**TESTO DI PARTENZA**

########

SENZA CENSURA N.21

novembre 2006

 

Mediterraneo allargato: tra imperialismo e resistenza

 

L’invasione del Libano meridionale ad opera delle forze imperialiste, mal celate dietro il mandato ONU, in piena continuità con la politica di aggressione e occupazione dall’Afghanistan all’Iraq, passando per l’ingerenza interna a paesi dove si risvegliano i desideri di emancipazione, continua a confermarci la necessità di comprendere quali processi politici, economici e sociali stanno investendo l’area del cosiddetto «Mediterraneo Allargato». Quell’area di espansione degli interessi imperialisti che va dal Marocco fino agli stessi paesi del golfo, in particolare quelli che si affacciano sul Mediterraneo. Sarebbe certamente un errore guardare questi paesi staccati da una realtà più globale, cosa che peraltro gli stessi protagonisti della Resistenza Antimperialista presenti all’interno, nella specificità della loro battaglia, non fanno. A dimostrazione di ciò lo stesso interesse verso esperienze anche lontane di opposizione all’imperialismo americano come quelle che si stanno sviluppando in America Latina.
Dall’altra, come già ribadito nei numeri precedenti sull’argomento, i conflitti, le resistenze e le trasformazioni che saranno in grado di determinarsi nell’area, potrebbero influenzare più di altro le possibilità di sviluppo di una prospettiva di trasformazione anche al centro dell'Europa. Non solo, quindi, la constatazione dell’incapacità di esportare una prospettiva nella periferia (qualche nostra “ricettina” da bravi e puri occidentali), ma al contrario la necessità di dover guardare e comprendere le contraddizioni stesse del nostro agire nel quadro attualmente determinante della lotta contro i cani imperialisti portata avanti dalle varie forme di resistenza.
La comprensione di quanto avviene nelle politiche europee e NATO nel Mediterraneo allargato, che si parli di Euro-mediterraneo o di grande Medio Oriente, la loro ingerenza nei processi di trasformazione interna ai paesi coinvolti in queste, le ricadute nei termini di contraddizioni sociali, in termini di controllo dell’area, è strumento necessario per sviluppare una maggiore capacità di interazione ed integrazione con la parte di quel proletariato frutto della diaspora che porta nelle nostre metropoli la contraddizione stessa delle politiche di aggressione e di deturpazione perpetuate dall’imperialismo nell’area.
Quando parliamo di Mediterraneo allargato ci riferiamo ad un’area che negli ultimi anni ha fatto registrare indici di crescita estremamente elevati (nell’ultimo anno 5,6-6% con la previsione di una sua stabilizzazione per il 2007-2008 intorno al 5,2-5,6%), particolarmente per l’aumento del prezzo del petrolio, garantendo una cresciuta elevata in termini di disponibilità di liquidità. Secondo uno studio dell’osservatorio sulle opportunità globali costituito da ISPI e Università Bocconi, questa crescita ha caratteristiche sicuramente di disomogeneità concentrandosi particolarmente in quei paesi esportatori di petrolio (Algeria, Arabia Saudita, Emirati Arabi Uniti, Iran e la Libia, su cui mancano tuttavia statistiche attendibili). Di questa congiuntura favorevole hanno risentito in parte anche quei paesi dell’area che hanno in qualche modo dovuto fare i conti con l’aumento del prezzo del petrolio. L’Egitto dopo un periodo di stagnazione registra dal 2004 un progressivo aumento della ripresa economica, e così la Giordania che per questo anno dovrebbe attestarsi intorno al 6%.

########

**DATI GREZZI**
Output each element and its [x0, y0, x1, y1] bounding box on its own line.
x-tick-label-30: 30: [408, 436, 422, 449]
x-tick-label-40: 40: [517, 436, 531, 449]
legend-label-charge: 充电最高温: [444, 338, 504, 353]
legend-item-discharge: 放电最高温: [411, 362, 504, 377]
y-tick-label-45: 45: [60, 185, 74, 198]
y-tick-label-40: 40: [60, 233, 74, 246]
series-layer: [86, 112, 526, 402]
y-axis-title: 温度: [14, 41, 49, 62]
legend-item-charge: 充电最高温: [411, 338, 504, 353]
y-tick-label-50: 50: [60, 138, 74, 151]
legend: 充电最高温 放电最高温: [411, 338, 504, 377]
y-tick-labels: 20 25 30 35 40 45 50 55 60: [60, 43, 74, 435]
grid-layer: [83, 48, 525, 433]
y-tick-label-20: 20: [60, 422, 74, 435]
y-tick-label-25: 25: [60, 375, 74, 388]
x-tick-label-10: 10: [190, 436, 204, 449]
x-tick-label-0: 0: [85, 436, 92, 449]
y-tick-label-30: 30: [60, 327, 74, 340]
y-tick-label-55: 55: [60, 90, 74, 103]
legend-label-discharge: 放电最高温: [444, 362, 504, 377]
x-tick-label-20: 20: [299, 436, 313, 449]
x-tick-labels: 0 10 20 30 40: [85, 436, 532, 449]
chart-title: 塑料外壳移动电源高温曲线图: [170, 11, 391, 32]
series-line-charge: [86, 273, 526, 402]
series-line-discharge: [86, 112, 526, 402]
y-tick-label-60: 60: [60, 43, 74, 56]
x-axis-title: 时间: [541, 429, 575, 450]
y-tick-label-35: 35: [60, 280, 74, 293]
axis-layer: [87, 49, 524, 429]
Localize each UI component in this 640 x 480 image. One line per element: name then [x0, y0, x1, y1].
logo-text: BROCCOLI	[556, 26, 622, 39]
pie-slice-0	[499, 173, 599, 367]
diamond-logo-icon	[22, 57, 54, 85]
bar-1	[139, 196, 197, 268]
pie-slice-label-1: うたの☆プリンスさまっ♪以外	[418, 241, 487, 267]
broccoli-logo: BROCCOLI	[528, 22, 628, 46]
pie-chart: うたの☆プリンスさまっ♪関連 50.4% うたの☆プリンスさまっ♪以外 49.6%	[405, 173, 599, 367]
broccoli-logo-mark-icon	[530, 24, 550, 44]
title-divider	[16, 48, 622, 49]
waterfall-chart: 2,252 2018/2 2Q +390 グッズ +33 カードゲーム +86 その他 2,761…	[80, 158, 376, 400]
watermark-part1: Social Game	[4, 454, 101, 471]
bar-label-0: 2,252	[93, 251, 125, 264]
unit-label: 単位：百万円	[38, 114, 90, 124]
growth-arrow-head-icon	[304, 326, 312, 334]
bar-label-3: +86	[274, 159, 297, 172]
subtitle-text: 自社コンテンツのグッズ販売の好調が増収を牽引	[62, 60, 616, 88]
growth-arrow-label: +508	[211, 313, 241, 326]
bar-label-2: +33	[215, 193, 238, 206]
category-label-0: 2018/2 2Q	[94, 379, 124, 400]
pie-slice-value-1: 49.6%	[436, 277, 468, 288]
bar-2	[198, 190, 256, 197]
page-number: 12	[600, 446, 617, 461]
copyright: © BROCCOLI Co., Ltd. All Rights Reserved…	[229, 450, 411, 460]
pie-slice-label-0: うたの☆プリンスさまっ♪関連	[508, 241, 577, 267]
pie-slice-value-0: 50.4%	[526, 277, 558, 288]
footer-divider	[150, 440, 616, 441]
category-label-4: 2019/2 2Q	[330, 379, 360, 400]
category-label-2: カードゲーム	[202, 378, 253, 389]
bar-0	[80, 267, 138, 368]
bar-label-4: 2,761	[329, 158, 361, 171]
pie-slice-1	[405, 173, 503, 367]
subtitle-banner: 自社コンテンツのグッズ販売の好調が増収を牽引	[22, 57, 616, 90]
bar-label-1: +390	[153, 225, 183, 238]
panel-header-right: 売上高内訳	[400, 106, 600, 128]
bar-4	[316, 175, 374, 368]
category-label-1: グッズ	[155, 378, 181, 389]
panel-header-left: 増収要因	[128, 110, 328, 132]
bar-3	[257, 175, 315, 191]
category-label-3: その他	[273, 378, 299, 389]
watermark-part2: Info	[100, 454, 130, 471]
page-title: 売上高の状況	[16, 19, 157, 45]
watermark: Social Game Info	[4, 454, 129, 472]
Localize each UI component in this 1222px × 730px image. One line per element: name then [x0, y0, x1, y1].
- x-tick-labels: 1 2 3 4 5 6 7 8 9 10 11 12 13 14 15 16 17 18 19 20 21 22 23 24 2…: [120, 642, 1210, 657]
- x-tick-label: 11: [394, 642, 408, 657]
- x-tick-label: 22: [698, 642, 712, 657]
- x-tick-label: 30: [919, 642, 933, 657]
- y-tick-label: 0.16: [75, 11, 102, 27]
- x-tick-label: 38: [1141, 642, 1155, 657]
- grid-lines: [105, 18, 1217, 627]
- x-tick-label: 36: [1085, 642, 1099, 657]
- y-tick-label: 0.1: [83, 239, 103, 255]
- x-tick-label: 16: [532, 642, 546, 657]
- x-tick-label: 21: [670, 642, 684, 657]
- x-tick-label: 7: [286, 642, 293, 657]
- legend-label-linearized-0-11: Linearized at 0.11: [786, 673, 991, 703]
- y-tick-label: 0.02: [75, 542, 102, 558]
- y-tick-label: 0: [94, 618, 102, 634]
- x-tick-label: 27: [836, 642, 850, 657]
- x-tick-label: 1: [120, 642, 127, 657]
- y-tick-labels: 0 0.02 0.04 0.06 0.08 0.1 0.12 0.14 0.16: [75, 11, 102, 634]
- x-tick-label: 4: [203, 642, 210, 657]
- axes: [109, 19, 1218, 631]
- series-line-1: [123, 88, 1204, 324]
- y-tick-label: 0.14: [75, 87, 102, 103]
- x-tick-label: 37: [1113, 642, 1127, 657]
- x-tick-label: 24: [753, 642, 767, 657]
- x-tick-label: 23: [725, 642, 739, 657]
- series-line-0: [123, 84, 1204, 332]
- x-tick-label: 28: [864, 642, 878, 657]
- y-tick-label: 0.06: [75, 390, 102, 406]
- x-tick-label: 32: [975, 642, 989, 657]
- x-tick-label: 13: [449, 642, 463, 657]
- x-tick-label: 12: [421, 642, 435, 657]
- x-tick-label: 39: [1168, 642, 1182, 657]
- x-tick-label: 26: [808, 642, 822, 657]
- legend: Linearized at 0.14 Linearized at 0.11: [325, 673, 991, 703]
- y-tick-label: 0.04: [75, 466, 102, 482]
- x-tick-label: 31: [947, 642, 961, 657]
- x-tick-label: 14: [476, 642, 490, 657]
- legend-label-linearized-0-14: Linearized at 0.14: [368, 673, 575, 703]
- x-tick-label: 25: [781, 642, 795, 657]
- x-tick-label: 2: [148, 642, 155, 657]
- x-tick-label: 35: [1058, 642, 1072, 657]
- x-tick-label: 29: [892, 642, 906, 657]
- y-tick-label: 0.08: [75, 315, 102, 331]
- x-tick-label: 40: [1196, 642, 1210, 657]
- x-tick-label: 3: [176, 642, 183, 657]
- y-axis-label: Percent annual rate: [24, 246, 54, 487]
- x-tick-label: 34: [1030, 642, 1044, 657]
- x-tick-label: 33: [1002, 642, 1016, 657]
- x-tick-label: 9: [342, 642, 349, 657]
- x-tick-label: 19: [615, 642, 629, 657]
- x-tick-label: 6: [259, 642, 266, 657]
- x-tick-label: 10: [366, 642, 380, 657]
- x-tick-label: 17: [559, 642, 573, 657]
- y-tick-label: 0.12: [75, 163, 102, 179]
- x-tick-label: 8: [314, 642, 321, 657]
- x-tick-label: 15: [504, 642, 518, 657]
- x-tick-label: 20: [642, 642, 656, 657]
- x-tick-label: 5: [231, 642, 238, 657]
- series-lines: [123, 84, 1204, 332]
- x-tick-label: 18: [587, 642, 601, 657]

########

**ESERCIZI DA SVOLGERE**
a: Elenca i paesi esportatori di petrolio in cui, secondo l'articolo sul Mediterraneo allargato, si concentra la crescita dell'area.
b: Dall'articolo sul Mediterraneo allargato estrai il passo che comincia con le parole "La comprensione di" e si chiude dopo "perpetuate dall’imperialismo nell’area.".
Per rispondere serviti unicamente dell'articolo sul Mediterraneo allargato.

**SOLUZIONI**
a: Algeria, Arabia Saudita, Emirati Arabi Uniti, Iran, Libia

b:
La comprensione di quanto avviene nelle politiche europee e NATO nel Mediterraneo allargato, che si parli di Euro-mediterraneo o di grande Medio Oriente, la loro ingerenza nei processi di trasformazione interna ai paesi coinvolti in queste, le ricadute nei termini di contraddizioni sociali, in termini di controllo dell’area, è strumento necessario per sviluppare una maggiore capacità di interazione ed integrazione con la parte di quel proletariato frutto della diaspora che porta nelle nostre metropoli la contraddizione stessa delle politiche di aggressione e di deturpazione perpetuate dall’imperialismo nell’area.